Частные начинания Ртищева навели царя Фёдора на мысль о государственном и церковном благотворительстве. В 1681 г. на церковном соборе Федор III предложил духовенству открыть такие приюты по всем городам, о чём собор и принял специальное решение. Так частные начинания «новых людей» открывали путь социальным преобразованиям властей.

Преобразователем с куда более широкой программой действий выглядит глава правительства Софьи — князь Василий Васильевич Голицын. К сожалению, шаткое положение правительницы не дало возможности её любимцу не только осуществить эту программу, но даже приступить к ней. Правда, и две тысячи каменных домов, построенных по свидетельству иностранца-современника в Москве и ее окрестностях за 7 лет правления Софьи и Голицына, говорят о многом. Благополучие народа явно возрастало.

Мы имеем возможность судить о планах боярина по запискам француза Невелля, польского посланника. «Если бы я захотел написать все, что я узнал об этом князе, — замечал Невилль, — я никогда бы не кончил; достаточно сказать, что он хотел населить пустыни, обогатить нищих, дикарей превратить в людей, трусов в храбрецов, пастушечьи шалаши в каменные палаты»[1163]. Историки, особенно источниковеды, весьма критически относятся к запискам Невилля. Восторженное его преклонение перед Голицыным могло объясняться покровительством ему «первого министра». Поэтому информация Невилля требует серьезного подкрепления из иных источников.

Самым «европейским» и передовым взглядом В.В. Голицына было стремление избавить Россию от крепостного права. Об этой идее Голицына сообщает труд Невилля. Молдавский историк Д.Т. Урсул, изучавший деятельность посольского дьяка Н. Спафария, и английская исследовательница Линдси Хьюз, автор фундаментальной монографии о времени царевны Софьи, полагают, что это сообщение заслуживает доверия. Информация о взглядах Голицына на крепостное право «появляется в заключительной части сочинения Невилля, которая была написана на основе сведений, предоставленных дьяком посольского приказа Николаем Спафарием (Милеску), ближайшим помощником Голицына»[1164]. Известно также, что князь не раз обсуждал тему крепостного права с Иоганном фан Келлером, Патриком Гордоном, Лаврентием Рингубером, о чём они же и сообщают. Критическое отношение этих собеседников Голицына в отношении крепостничества в России находило сочувствие у «первого министра». В библиотеке Голицына находилась книга «Commentariorium de republica emendata», ее автор, польский гуманист Анджей Моджевский, был противником крепостного права, ратовал за его постепенное сворачивание, расширение прав всех категорий земледельцев, а не только шляхты, как и постепенный переход к равенству всех сословий перед законом[1165].

Листинг:
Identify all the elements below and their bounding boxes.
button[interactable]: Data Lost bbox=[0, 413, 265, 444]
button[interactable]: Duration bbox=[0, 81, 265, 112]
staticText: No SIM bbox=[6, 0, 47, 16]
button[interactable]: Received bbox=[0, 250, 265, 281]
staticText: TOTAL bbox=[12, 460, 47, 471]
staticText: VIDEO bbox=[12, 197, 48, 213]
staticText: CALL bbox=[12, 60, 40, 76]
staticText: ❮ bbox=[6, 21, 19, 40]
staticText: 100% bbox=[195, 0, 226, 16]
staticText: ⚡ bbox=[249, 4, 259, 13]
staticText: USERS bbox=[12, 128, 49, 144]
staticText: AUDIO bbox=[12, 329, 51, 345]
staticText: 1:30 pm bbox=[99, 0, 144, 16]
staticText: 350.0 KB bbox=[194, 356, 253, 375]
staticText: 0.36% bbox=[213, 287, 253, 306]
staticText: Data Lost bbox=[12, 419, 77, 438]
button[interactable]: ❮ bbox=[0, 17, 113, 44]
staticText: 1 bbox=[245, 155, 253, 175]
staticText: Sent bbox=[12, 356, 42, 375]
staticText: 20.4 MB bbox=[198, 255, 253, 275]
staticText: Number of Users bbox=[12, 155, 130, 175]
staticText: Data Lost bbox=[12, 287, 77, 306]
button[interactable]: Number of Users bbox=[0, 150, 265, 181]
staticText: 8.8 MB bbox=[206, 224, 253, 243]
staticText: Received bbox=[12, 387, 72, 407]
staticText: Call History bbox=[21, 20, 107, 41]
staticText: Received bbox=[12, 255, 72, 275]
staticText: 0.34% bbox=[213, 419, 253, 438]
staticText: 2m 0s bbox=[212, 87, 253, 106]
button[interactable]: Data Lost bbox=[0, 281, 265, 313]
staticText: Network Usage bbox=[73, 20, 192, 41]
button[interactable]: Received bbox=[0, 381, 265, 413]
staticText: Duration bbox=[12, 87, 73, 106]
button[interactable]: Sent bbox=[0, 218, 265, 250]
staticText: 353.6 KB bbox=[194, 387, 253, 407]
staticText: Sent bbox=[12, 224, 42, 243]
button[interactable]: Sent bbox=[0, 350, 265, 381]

Задания:
1 – Перепишите из текста слово в слово фрагмент между «Частные начинания Ртищева» и «социальным преобразованиям властей.» включительно.
2 – Сколько каменных домов, согласно тексту, было построено в Москве и её окрестностях за семь лет правления Софьи и Голицына?
Листинг для работы не понадобится.

Решённые задачи:
1 –
Частные начинания Ртищева навели царя Фёдора на мысль о государственном и церковном благотворительстве. В 1681 г. на церковном соборе Федор III предложил духовенству открыть такие приюты по всем городам, о чём собор и принял специальное решение. Так частные начинания «новых людей» открывали путь социальным преобразованиям властей.

2 – Две тысячи.